= Exercise aim =
Using the data below, please return every line exactly as given.

= Supplied information =
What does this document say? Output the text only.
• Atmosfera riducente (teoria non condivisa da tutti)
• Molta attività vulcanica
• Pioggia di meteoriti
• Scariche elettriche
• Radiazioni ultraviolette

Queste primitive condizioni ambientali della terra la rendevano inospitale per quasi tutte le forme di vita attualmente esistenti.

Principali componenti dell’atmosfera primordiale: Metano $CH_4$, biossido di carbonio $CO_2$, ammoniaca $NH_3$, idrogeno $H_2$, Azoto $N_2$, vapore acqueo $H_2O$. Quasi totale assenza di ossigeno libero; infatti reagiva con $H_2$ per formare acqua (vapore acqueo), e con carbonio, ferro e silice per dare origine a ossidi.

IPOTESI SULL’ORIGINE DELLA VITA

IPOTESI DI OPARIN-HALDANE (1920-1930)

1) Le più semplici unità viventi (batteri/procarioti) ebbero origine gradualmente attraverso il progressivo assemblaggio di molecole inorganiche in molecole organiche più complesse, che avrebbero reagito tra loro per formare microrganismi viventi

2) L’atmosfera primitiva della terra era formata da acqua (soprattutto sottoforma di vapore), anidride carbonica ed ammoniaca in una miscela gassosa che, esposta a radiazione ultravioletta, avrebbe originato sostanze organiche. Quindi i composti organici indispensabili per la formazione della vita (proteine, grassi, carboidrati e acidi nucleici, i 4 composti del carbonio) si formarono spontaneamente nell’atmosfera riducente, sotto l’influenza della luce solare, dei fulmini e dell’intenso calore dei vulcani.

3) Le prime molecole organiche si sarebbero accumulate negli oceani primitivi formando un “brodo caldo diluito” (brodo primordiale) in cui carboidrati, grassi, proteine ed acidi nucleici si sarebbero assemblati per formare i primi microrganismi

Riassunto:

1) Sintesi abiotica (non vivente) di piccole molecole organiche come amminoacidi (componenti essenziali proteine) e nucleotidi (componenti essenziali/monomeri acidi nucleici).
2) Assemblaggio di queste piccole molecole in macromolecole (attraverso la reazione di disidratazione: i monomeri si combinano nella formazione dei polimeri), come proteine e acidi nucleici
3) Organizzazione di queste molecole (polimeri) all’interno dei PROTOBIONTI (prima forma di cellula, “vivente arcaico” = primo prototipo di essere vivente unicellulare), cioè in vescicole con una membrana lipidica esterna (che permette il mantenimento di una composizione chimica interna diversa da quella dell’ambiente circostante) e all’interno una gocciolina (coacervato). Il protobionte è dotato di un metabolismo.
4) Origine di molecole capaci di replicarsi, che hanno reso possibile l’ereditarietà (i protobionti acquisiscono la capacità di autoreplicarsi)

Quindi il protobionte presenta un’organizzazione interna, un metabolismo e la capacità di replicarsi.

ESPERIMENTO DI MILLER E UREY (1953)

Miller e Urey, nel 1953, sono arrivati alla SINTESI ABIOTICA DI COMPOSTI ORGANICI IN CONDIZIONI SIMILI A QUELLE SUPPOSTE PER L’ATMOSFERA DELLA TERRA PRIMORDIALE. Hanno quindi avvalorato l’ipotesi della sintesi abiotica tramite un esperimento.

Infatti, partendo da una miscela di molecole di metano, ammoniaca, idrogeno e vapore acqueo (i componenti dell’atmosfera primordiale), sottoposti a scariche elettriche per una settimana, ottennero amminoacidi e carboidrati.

= Finished task =
What does this document say? Output the text only.
• Atmosfera riducente (teoria non condivisa da tutti)
• Molta attività vulcanica
• Pioggia di meteoriti
• Scariche elettriche
• Radiazioni ultraviolette

Queste primitive condizioni ambientali della terra la rendevano inospitale per quasi tutte le forme di vita attualmente esistenti.

Principali componenti dell’atmosfera primordiale: Metano $CH_4$, biossido di carbonio $CO_2$, ammoniaca $NH_3$, idrogeno $H_2$, Azoto $N_2$, vapore acqueo $H_2O$. Quasi totale assenza di ossigeno libero; infatti reagiva con $H_2$ per formare acqua (vapore acqueo), e con carbonio, ferro e silice per dare origine a ossidi.

IPOTESI SULL’ORIGINE DELLA VITA

IPOTESI DI OPARIN-HALDANE (1920-1930)

1) Le più semplici unità viventi (batteri/procarioti) ebbero origine gradualmente attraverso il progressivo assemblaggio di molecole inorganiche in molecole organiche più complesse, che avrebbero reagito tra loro per formare microrganismi viventi

2) L’atmosfera primitiva della terra era formata da acqua (soprattutto sottoforma di vapore), anidride carbonica ed ammoniaca in una miscela gassosa che, esposta a radiazione ultravioletta, avrebbe originato sostanze organiche. Quindi i composti organici indispensabili per la formazione della vita (proteine, grassi, carboidrati e acidi nucleici, i 4 composti del carbonio) si formarono spontaneamente nell’atmosfera riducente, sotto l’influenza della luce solare, dei fulmini e dell’intenso calore dei vulcani.

3) Le prime molecole organiche si sarebbero accumulate negli oceani primitivi formando un “brodo caldo diluito” (brodo primordiale) in cui carboidrati, grassi, proteine ed acidi nucleici si sarebbero assemblati per formare i primi microrganismi

Riassunto:

1) Sintesi abiotica (non vivente) di piccole molecole organiche come amminoacidi (componenti essenziali proteine) e nucleotidi (componenti essenziali/monomeri acidi nucleici).
2) Assemblaggio di queste piccole molecole in macromolecole (attraverso la reazione di disidratazione: i monomeri si combinano nella formazione dei polimeri), come proteine e acidi nucleici
3) Organizzazione di queste molecole (polimeri) all’interno dei PROTOBIONTI (prima forma di cellula, “vivente arcaico” = primo prototipo di essere vivente unicellulare), cioè in vescicole con una membrana lipidica esterna (che permette il mantenimento di una composizione chimica interna diversa da quella dell’ambiente circostante) e all’interno una gocciolina (coacervato). Il protobionte è dotato di un metabolismo.
4) Origine di molecole capaci di replicarsi, che hanno reso possibile l’ereditarietà (i protobionti acquisiscono la capacità di autoreplicarsi)

Quindi il protobionte presenta un’organizzazione interna, un metabolismo e la capacità di replicarsi.

ESPERIMENTO DI MILLER E UREY (1953)

Miller e Urey, nel 1953, sono arrivati alla SINTESI ABIOTICA DI COMPOSTI ORGANICI IN CONDIZIONI SIMILI A QUELLE SUPPOSTE PER L’ATMOSFERA DELLA TERRA PRIMORDIALE. Hanno quindi avvalorato l’ipotesi della sintesi abiotica tramite un esperimento.

Infatti, partendo da una miscela di molecole di metano, ammoniaca, idrogeno e vapore acqueo (i componenti dell’atmosfera primordiale), sottoposti a scariche elettriche per una settimana, ottennero amminoacidi e carboidrati.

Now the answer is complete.